## Written request
Find and copy each line of the records where the string "title" shows up.
*** Stored records
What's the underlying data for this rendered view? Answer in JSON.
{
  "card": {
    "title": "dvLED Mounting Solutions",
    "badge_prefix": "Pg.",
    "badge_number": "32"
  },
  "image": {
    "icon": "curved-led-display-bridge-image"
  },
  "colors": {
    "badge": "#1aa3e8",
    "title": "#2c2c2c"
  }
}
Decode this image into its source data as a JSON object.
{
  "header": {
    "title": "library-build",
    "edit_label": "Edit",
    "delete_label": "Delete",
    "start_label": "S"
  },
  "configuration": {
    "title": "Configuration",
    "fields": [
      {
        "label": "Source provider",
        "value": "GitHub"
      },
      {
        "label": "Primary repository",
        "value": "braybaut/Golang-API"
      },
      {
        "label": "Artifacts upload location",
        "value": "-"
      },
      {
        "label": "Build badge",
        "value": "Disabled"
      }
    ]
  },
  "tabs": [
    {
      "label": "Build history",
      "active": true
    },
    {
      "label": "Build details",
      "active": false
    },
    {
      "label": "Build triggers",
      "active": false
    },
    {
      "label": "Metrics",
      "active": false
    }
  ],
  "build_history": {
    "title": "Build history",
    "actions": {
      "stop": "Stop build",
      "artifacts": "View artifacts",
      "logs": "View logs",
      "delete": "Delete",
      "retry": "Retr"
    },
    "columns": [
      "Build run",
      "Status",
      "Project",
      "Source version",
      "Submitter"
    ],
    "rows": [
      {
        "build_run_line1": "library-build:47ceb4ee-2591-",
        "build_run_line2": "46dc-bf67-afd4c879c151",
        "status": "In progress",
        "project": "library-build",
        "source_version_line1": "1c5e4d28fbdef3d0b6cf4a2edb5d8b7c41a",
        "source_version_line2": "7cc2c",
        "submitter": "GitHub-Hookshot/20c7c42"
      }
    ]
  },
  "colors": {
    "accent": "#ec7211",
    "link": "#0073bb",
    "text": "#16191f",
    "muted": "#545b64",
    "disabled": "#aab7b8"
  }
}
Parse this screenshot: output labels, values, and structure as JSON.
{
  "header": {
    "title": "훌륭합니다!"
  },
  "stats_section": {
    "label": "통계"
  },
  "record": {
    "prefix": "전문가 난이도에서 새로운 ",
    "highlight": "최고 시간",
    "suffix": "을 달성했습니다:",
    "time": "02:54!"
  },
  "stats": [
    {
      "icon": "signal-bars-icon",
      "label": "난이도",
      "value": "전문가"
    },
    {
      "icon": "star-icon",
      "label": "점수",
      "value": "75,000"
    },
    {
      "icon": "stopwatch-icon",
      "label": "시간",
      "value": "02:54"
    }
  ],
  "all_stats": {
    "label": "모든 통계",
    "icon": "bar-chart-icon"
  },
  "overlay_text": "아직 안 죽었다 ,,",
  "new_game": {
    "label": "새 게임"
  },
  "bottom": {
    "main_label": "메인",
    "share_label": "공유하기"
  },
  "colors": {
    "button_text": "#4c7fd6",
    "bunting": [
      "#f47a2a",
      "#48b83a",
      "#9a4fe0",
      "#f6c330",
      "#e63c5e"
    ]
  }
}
******
## Written solution
    "title": "dvLED Mounting Solutions",
    "title": "#2c2c2c"
    "title": "library-build",
    "title": "Configuration",
    "title": "Build history",
    "title": "훌륭합니다!"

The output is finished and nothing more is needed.